**Given instruction**: Go through the entries below and collect each line with the string "emoji" in it.
-*-
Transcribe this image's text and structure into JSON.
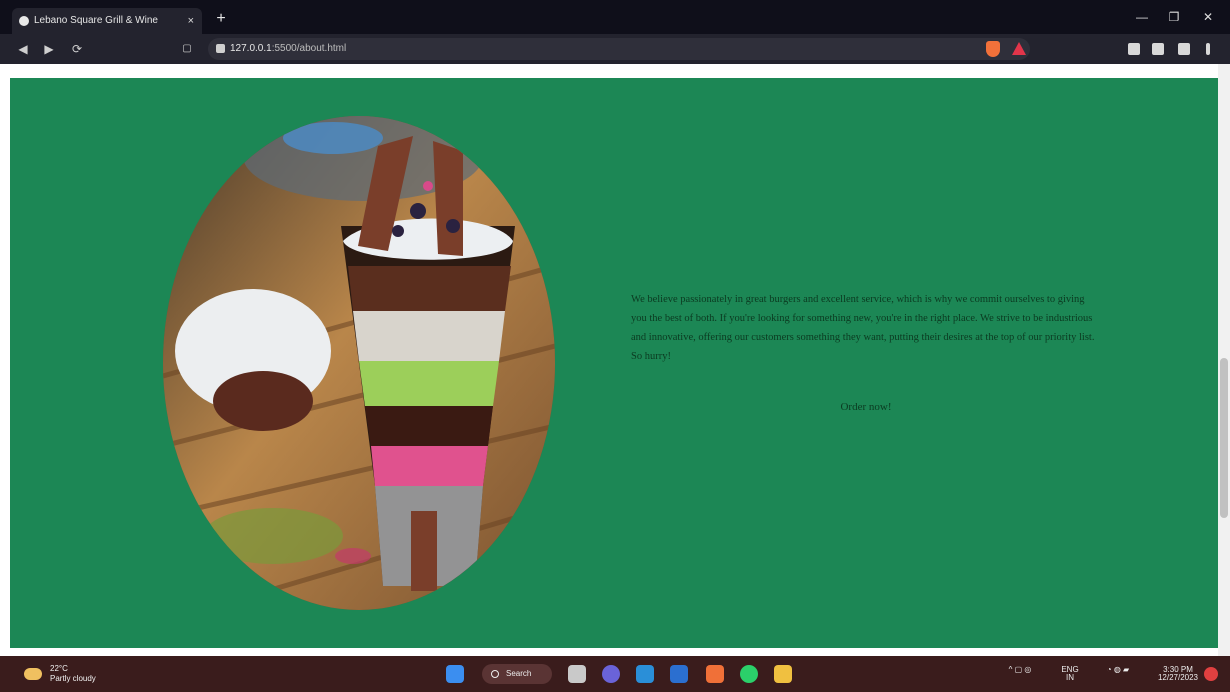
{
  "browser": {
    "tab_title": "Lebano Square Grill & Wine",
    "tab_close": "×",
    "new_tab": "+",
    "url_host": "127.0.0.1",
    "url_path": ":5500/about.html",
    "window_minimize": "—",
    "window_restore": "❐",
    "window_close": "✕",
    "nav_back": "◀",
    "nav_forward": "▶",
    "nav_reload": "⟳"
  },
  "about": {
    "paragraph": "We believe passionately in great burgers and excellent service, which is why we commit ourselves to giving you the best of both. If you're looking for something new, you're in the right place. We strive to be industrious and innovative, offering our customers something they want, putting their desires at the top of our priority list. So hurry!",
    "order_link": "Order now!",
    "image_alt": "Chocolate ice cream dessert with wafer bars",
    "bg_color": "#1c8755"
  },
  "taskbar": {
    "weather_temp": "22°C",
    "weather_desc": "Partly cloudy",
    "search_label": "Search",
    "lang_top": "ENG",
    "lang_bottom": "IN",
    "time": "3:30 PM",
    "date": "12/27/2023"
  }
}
-*-
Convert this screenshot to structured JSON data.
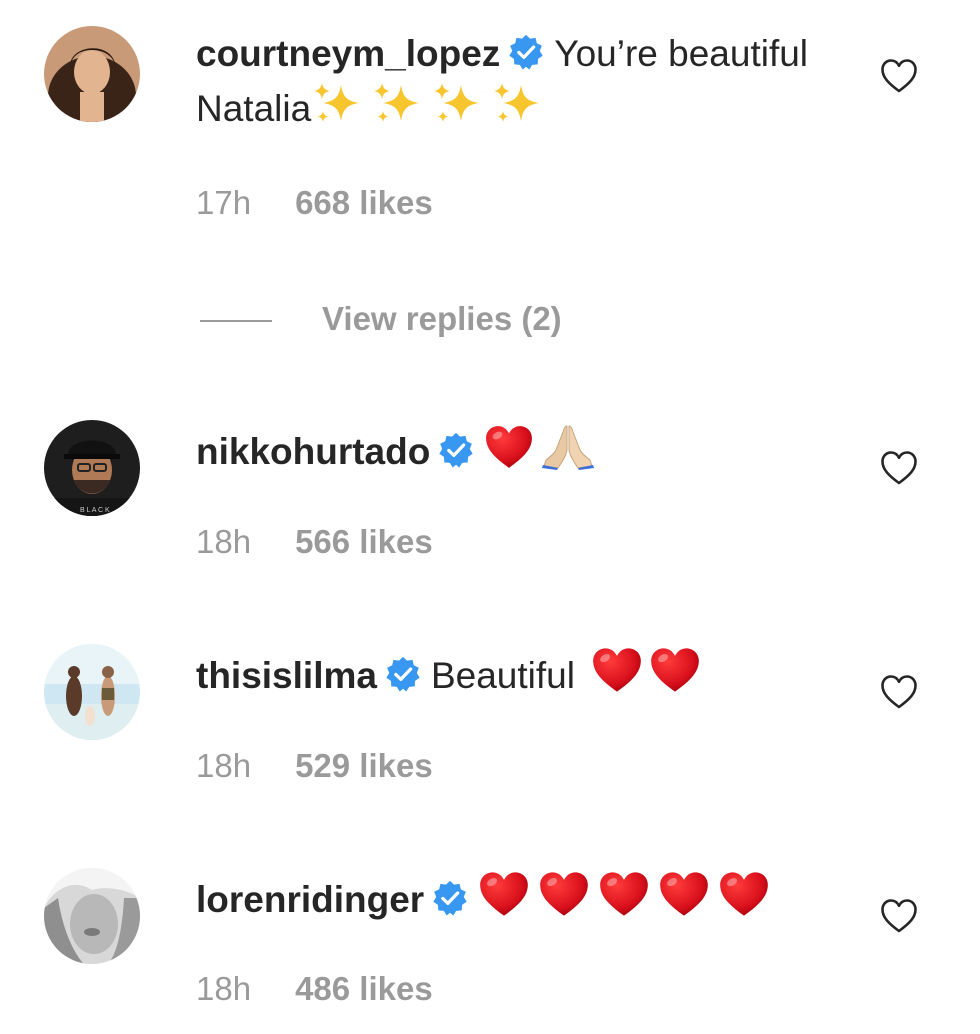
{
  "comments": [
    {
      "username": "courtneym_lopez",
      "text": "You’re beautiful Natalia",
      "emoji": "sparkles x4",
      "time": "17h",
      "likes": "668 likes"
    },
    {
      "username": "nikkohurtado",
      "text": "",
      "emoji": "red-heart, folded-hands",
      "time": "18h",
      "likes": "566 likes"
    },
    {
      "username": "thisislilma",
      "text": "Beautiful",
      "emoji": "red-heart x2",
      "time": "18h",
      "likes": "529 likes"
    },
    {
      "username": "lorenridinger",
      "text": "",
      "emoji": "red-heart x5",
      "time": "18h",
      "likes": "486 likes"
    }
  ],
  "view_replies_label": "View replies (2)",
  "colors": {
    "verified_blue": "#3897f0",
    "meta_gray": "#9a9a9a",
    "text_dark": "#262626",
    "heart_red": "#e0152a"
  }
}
-*-
**Worked answer**:
      "emoji": "sparkles x4",
      "emoji": "red-heart, folded-hands",
      "emoji": "red-heart x2",
      "emoji": "red-heart x5",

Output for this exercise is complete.